#### Records for the exercise

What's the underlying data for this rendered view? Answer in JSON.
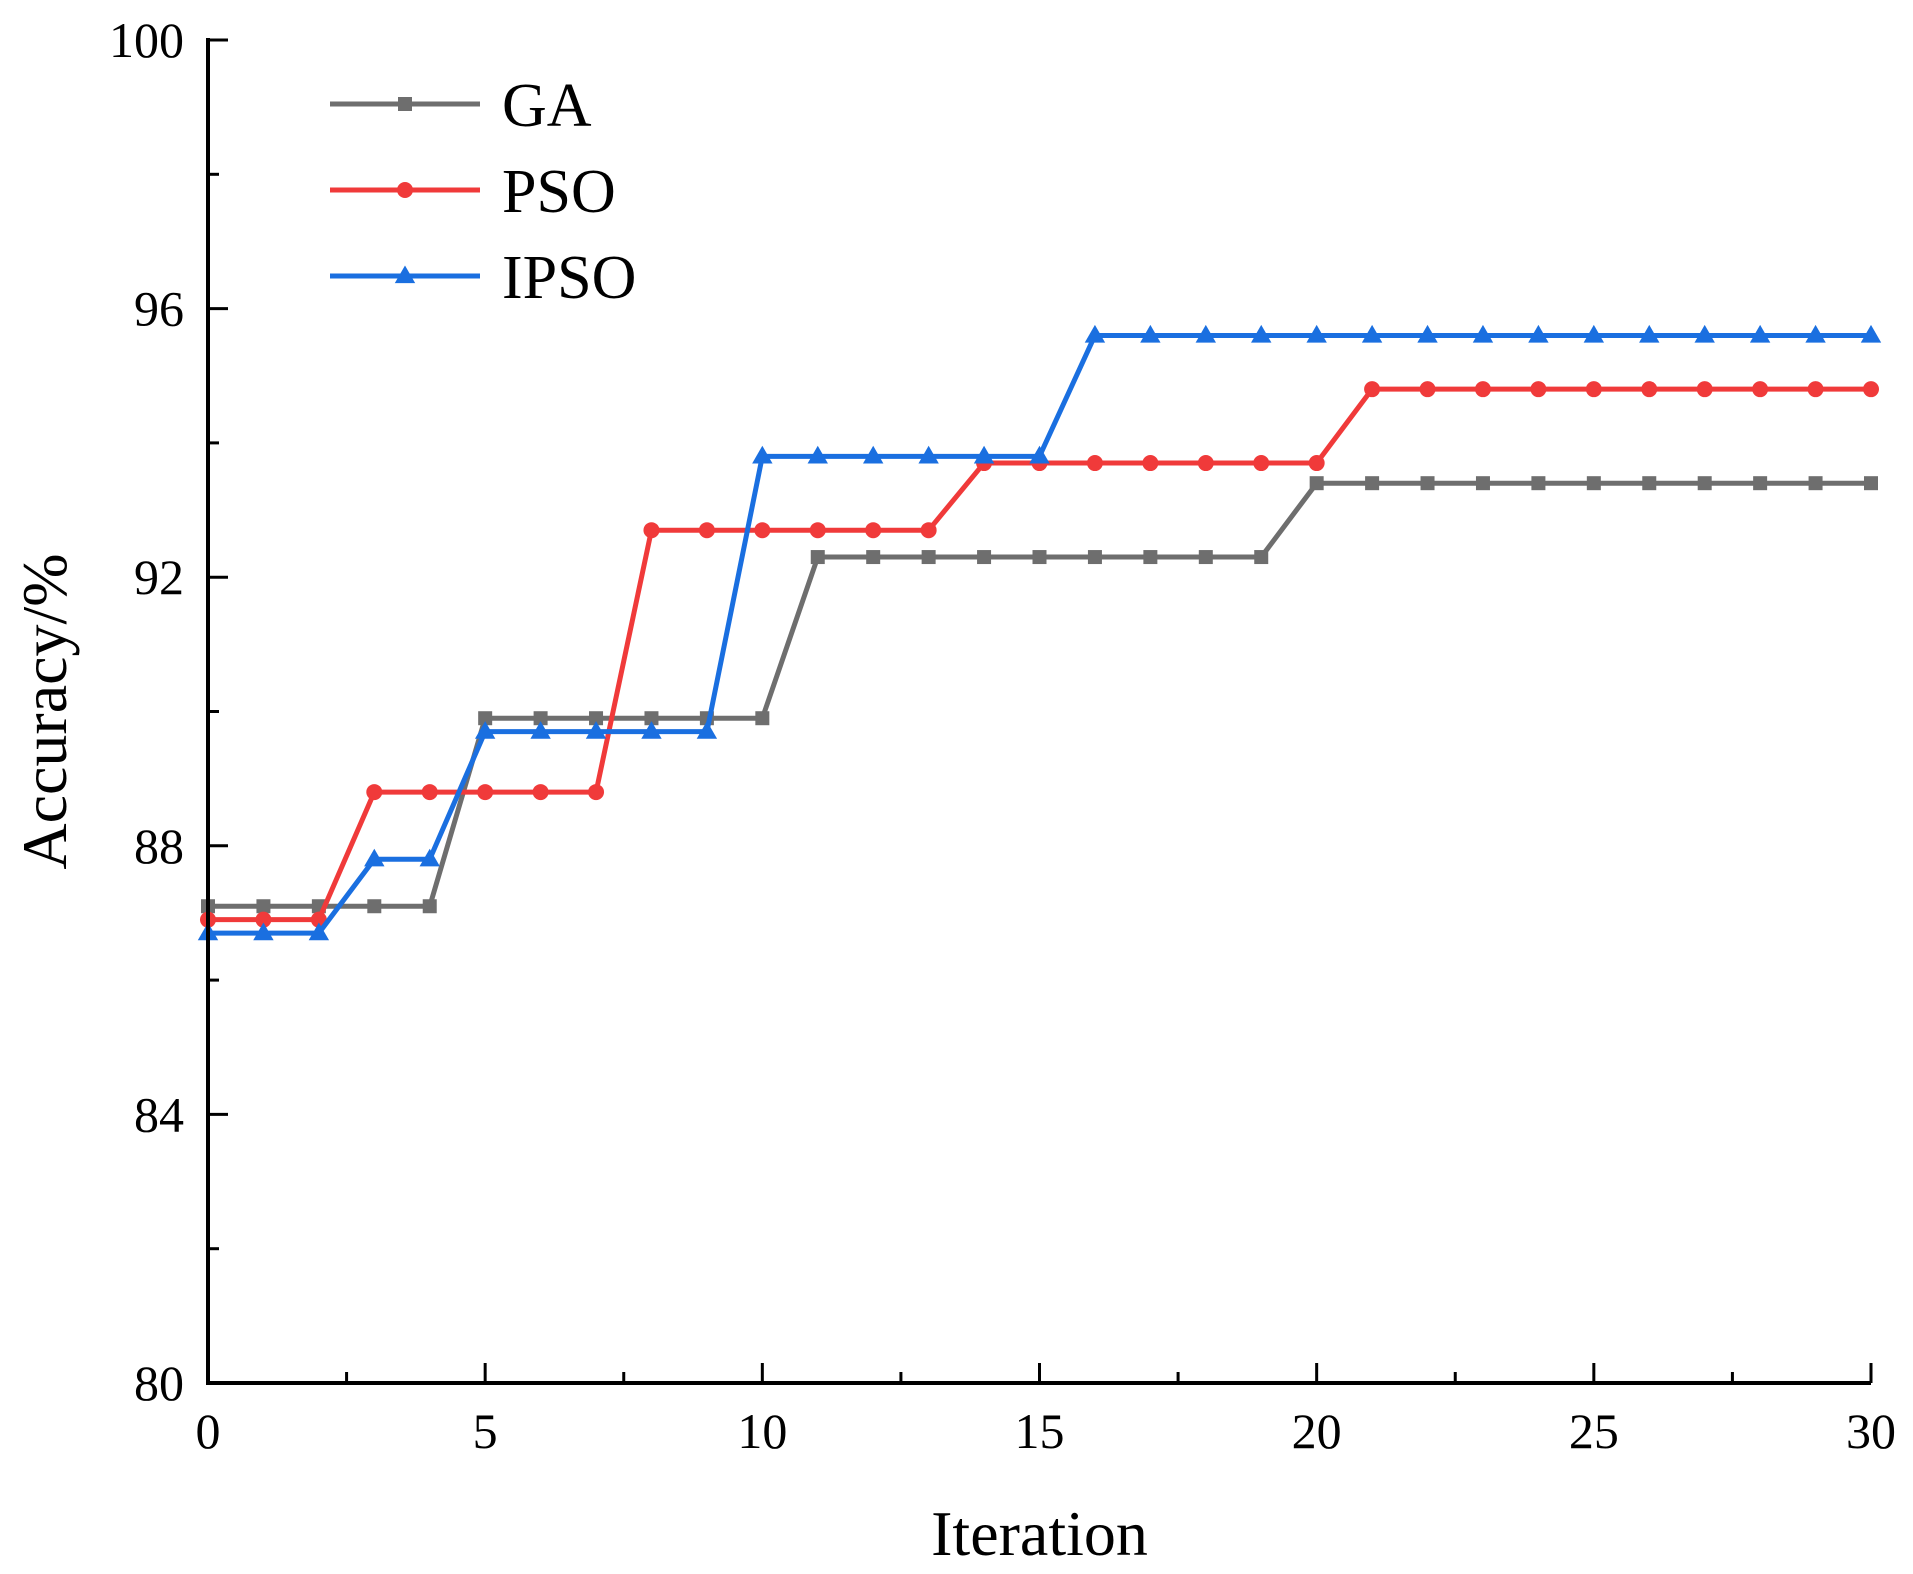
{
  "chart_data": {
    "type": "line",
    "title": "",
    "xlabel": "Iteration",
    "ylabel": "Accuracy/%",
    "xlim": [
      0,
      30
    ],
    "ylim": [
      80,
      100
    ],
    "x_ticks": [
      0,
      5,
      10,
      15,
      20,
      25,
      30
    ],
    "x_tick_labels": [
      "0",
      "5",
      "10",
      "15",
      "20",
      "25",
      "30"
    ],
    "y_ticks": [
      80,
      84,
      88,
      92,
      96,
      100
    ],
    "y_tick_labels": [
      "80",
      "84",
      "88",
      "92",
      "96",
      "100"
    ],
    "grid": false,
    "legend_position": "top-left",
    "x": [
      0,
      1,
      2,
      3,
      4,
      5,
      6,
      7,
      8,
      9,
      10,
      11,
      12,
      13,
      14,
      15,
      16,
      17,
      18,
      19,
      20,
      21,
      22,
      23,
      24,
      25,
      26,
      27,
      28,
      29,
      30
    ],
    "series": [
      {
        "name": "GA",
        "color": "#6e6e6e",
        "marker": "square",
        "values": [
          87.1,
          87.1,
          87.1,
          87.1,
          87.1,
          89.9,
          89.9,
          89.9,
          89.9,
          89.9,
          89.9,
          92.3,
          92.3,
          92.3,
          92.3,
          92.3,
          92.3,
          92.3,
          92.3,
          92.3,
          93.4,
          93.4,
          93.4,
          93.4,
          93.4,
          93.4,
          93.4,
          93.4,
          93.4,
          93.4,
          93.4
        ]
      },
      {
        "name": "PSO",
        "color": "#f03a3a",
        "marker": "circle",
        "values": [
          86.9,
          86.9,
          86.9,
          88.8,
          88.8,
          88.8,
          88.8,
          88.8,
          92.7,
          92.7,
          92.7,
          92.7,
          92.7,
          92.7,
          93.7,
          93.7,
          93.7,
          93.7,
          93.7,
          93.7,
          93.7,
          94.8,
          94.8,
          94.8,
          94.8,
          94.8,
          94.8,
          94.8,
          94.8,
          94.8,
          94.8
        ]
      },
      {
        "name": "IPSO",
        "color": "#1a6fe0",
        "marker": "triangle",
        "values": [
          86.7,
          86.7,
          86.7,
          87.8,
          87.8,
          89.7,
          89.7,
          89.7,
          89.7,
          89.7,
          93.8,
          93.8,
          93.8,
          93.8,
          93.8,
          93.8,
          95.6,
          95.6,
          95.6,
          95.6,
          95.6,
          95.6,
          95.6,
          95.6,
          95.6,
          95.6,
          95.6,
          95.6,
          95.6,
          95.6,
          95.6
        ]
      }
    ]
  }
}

########
#### Records for the exercise

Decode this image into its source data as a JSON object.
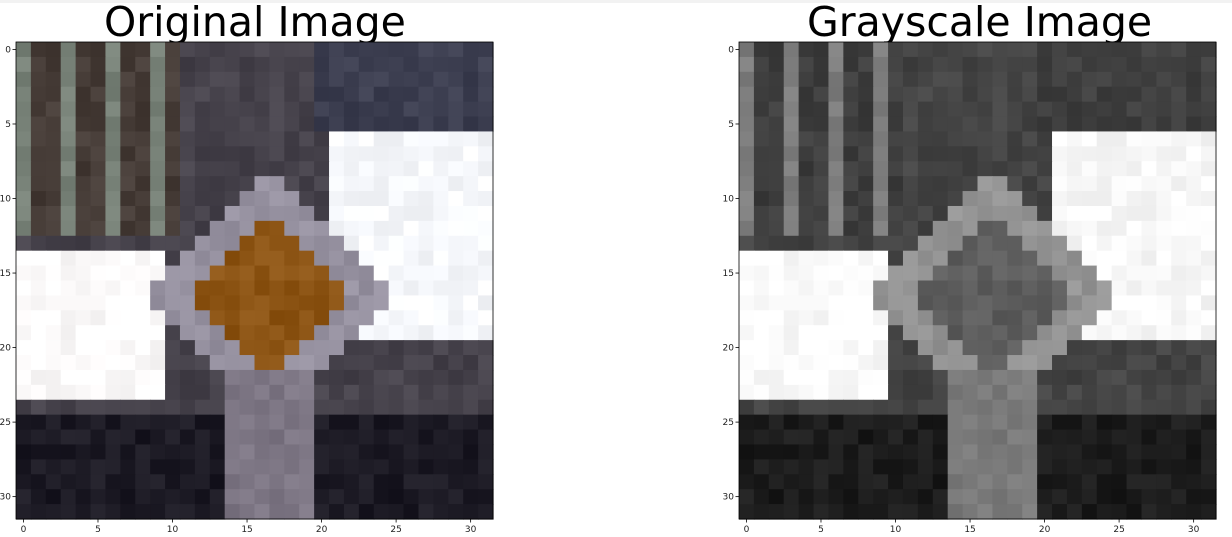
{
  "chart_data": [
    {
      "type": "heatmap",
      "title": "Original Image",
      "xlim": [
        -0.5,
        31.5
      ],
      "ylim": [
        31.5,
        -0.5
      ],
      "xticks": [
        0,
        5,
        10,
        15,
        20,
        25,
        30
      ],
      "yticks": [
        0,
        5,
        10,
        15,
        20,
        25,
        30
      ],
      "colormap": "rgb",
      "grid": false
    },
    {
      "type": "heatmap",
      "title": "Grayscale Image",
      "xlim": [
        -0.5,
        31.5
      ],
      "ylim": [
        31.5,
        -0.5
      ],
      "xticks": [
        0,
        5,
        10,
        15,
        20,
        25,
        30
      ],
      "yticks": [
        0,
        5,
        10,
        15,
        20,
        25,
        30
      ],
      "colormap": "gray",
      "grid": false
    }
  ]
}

########

▸ **Set problem**: Find the lines above that contain the word "marker" and collect them.

▸ **Full answer**:
        "marker": "square",
        "marker": "circle",
        "marker": "triangle",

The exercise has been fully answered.